Task goal
Using the listing below, copy every line that mentions "selected".

(Stored data entries)
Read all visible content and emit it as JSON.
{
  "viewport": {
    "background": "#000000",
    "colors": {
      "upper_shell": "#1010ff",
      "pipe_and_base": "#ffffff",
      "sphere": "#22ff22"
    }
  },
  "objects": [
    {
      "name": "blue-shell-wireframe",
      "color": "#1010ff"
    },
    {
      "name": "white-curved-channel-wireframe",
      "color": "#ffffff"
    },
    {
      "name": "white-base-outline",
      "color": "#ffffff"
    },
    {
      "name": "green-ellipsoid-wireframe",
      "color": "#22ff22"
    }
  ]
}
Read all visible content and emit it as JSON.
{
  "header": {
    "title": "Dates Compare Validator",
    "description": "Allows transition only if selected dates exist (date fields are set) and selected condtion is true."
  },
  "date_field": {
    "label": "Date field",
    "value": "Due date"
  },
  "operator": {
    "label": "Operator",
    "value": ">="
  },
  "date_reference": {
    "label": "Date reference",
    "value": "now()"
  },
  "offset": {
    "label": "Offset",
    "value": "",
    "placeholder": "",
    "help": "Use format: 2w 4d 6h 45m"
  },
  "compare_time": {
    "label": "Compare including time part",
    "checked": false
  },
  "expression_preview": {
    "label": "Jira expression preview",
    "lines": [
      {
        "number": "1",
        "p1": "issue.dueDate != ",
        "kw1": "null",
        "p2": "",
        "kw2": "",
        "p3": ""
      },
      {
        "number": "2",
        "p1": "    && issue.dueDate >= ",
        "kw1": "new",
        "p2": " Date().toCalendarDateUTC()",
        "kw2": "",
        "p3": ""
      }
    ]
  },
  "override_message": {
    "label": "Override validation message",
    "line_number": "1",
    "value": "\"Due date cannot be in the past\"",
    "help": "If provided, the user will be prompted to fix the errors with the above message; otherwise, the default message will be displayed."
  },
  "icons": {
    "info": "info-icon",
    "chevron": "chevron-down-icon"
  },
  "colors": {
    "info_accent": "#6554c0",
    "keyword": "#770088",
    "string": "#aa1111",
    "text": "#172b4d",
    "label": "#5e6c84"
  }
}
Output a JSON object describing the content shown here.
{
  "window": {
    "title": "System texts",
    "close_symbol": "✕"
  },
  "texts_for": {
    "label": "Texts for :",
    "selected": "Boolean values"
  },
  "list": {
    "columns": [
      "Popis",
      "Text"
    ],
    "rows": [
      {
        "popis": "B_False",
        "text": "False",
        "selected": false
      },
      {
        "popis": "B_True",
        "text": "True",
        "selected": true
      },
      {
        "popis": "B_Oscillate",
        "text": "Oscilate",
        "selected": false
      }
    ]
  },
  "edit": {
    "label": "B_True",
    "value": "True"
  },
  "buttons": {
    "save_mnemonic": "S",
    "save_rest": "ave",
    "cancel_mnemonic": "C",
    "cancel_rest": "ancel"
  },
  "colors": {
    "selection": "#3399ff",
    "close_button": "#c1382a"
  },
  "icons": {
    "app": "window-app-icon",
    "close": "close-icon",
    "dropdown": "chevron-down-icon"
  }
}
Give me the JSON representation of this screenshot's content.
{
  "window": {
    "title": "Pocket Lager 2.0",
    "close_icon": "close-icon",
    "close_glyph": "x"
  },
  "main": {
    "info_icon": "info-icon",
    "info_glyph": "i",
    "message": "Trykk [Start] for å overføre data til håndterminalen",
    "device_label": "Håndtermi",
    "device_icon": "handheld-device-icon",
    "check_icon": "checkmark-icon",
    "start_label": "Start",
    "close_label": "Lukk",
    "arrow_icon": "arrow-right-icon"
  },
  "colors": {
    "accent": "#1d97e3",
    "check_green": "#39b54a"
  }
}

The result
    "description": "Allows transition only if selected dates exist (date fields are set) and selected condtion is true."
    "selected": "Boolean values"
        "selected": false
        "selected": true
        "selected": false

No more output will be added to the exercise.